Exercise description
Go through the entries below and copy out every line that contains the string "with".

Data for this exercise
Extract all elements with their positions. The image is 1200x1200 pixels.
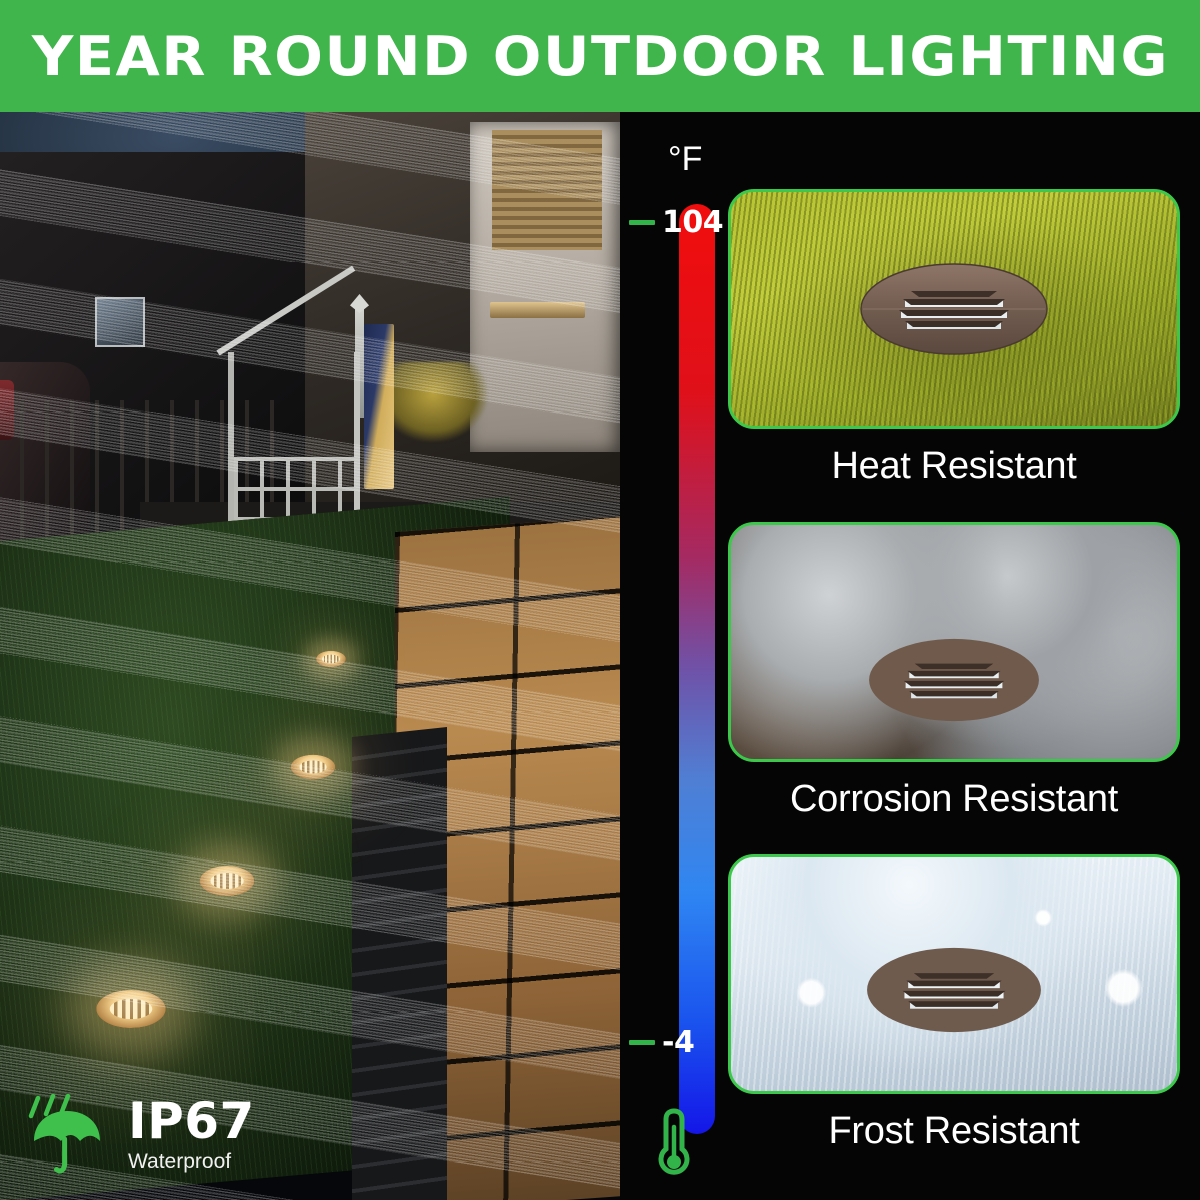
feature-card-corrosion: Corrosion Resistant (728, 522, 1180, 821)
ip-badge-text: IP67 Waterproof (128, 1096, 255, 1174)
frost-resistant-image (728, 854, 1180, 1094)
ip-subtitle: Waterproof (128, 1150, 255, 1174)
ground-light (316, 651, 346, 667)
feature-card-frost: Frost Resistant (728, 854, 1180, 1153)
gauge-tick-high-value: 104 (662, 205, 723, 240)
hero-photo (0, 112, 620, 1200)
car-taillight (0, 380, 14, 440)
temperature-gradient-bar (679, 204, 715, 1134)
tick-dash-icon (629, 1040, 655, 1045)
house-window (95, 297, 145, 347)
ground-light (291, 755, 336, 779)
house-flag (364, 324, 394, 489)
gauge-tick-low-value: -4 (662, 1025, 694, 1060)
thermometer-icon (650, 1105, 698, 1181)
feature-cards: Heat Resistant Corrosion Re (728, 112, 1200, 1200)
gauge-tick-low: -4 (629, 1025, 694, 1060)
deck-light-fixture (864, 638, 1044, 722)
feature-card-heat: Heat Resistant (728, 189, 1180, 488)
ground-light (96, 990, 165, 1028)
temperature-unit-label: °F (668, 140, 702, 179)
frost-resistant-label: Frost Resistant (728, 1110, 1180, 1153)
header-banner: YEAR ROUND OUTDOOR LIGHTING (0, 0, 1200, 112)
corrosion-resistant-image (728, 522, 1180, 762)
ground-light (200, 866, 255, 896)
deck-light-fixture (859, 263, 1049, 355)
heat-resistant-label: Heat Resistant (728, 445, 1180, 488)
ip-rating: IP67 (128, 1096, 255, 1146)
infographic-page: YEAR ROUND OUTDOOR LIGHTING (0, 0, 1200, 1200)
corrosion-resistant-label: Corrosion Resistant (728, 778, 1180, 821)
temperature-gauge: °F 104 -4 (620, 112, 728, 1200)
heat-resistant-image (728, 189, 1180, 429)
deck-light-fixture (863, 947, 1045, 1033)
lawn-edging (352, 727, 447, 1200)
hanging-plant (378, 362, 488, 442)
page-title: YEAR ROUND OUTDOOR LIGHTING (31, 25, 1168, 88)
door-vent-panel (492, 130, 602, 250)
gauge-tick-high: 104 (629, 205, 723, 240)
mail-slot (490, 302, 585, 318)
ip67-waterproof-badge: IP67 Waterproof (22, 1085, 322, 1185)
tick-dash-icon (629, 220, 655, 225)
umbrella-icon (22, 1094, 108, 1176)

--

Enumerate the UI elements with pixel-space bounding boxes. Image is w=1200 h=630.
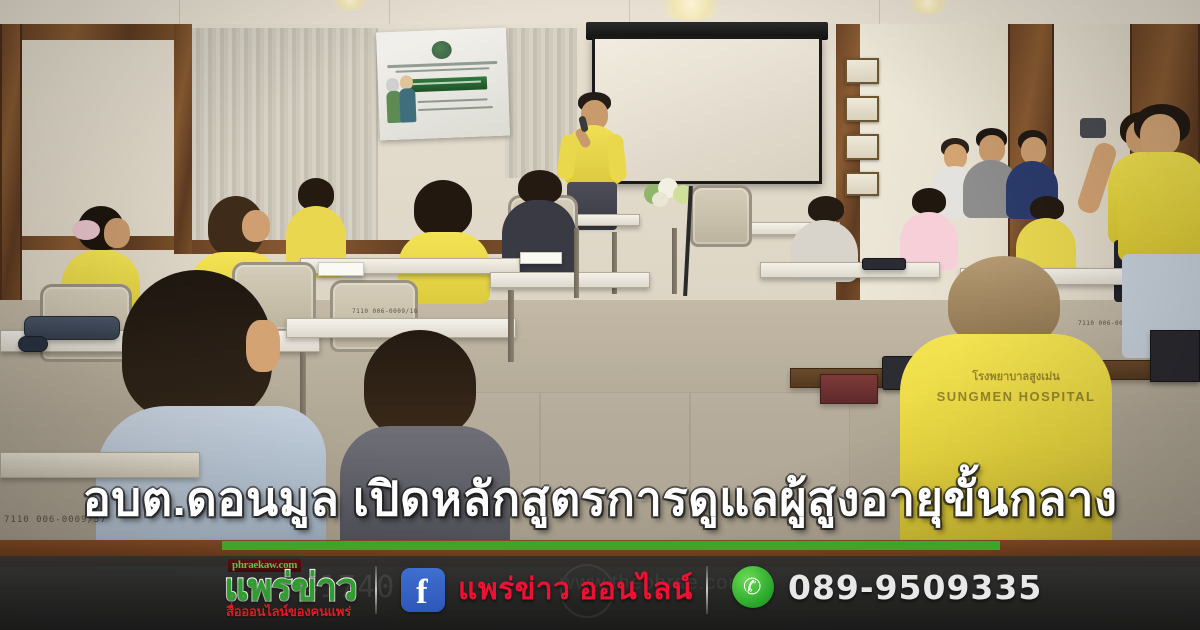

Task answer
Extract all elements with their positions. The image is 1200x1200 pixels.
Enumerate the UI elements with pixel-space bounding boxes. Image is w=1200 h=630.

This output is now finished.